For each line of the data below that holds "time", copy the line.

Stored entries:
^^^^^^^^^^^^^^^^

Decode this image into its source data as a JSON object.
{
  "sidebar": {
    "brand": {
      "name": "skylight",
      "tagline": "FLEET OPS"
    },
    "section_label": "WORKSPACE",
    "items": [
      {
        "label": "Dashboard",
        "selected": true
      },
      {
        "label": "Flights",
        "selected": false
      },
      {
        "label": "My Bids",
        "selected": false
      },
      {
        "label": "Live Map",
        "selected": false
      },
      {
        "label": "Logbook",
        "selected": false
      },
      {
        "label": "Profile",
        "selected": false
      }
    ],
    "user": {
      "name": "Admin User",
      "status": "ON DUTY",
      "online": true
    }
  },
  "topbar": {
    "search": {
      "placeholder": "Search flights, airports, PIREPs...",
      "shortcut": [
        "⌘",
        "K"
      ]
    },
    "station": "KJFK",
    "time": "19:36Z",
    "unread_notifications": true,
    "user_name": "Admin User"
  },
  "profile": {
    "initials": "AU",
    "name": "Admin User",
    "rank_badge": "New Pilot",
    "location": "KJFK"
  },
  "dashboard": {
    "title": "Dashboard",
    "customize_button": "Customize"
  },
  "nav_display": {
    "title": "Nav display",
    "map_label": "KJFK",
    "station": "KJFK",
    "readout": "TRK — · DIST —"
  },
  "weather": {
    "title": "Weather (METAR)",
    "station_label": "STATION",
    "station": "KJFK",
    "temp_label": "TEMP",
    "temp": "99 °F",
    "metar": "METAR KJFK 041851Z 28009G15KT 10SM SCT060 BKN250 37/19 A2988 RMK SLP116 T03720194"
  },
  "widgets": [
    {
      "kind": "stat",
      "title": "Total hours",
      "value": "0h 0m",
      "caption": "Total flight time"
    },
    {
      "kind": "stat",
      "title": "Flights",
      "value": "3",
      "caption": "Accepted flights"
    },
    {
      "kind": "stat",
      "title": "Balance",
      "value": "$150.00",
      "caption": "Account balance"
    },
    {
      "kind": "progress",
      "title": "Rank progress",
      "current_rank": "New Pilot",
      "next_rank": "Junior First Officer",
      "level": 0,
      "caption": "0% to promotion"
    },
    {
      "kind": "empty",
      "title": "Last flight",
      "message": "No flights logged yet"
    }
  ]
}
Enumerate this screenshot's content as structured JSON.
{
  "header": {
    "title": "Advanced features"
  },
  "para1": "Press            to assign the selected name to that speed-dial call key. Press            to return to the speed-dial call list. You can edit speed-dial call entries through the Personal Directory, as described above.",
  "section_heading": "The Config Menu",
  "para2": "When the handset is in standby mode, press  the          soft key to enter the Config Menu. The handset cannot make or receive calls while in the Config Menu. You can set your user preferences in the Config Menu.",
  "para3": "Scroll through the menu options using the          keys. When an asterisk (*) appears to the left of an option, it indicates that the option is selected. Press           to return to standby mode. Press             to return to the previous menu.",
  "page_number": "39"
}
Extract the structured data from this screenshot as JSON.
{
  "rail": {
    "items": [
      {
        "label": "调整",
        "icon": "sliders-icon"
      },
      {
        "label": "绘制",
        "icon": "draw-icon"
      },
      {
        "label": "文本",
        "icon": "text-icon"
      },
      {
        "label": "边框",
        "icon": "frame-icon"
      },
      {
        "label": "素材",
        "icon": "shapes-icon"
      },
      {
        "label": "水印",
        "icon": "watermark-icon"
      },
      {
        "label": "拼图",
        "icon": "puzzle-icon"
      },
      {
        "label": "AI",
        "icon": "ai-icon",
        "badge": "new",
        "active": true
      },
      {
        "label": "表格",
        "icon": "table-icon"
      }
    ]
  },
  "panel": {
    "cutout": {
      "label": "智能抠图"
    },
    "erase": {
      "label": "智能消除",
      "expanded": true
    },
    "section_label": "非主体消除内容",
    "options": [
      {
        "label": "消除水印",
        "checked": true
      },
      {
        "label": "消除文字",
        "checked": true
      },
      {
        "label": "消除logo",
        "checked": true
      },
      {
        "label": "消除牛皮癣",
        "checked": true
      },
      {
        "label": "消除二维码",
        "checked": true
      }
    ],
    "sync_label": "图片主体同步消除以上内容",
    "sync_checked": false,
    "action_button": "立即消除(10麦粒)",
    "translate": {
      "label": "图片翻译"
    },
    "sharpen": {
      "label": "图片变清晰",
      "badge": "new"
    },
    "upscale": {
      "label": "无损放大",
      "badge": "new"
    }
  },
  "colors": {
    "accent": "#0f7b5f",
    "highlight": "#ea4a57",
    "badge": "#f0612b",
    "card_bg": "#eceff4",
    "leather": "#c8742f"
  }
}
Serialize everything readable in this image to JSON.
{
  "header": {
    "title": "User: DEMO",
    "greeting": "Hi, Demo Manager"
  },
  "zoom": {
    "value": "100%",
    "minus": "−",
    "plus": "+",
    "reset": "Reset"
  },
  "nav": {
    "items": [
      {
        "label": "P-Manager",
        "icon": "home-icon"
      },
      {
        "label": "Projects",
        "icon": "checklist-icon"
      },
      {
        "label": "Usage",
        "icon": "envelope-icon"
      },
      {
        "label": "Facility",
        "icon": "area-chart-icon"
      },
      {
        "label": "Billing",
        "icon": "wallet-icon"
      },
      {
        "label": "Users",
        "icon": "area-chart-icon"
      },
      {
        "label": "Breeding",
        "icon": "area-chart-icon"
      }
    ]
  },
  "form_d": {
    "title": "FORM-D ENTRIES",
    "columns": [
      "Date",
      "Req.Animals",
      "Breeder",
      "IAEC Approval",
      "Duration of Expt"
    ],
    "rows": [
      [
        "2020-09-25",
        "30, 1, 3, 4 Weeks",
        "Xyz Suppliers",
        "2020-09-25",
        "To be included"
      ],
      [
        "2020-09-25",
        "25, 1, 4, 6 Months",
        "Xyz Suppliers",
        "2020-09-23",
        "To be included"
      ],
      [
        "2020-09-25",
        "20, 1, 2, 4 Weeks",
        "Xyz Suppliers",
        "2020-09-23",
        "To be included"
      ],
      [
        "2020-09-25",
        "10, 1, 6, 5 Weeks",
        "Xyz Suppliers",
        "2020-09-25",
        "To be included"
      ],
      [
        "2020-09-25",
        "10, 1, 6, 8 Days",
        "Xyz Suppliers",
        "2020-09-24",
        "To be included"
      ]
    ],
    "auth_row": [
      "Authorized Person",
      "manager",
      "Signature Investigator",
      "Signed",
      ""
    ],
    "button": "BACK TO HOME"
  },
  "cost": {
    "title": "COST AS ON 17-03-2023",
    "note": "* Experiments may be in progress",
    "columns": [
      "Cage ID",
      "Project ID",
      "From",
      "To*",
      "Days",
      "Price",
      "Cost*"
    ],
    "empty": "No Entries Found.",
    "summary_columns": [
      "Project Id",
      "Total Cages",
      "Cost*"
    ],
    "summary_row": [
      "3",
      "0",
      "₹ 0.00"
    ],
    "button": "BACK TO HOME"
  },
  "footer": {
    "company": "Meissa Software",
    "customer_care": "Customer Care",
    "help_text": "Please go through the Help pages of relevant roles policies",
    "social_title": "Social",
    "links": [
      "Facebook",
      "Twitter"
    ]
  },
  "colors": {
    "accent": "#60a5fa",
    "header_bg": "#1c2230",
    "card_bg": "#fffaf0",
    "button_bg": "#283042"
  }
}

^^^^^^^^^^^^^^^^

_Exercise response_.
    "time": "19:36Z",
      "caption": "Total flight time"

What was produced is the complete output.